Objective = All of the records listed below should be retyped exactly.

(Dataset excerpts)

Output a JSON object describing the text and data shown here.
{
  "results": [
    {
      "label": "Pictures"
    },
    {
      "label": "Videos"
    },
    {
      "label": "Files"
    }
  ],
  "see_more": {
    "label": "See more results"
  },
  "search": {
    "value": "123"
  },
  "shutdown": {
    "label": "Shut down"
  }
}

Result below =
Output a JSON object describing the text and data shown here.
{
  "results": [
    {
      "label": "Pictures"
    },
    {
      "label": "Videos"
    },
    {
      "label": "Files"
    }
  ],
  "see_more": {
    "label": "See more results"
  },
  "search": {
    "value": "123"
  },
  "shutdown": {
    "label": "Shut down"
  }
}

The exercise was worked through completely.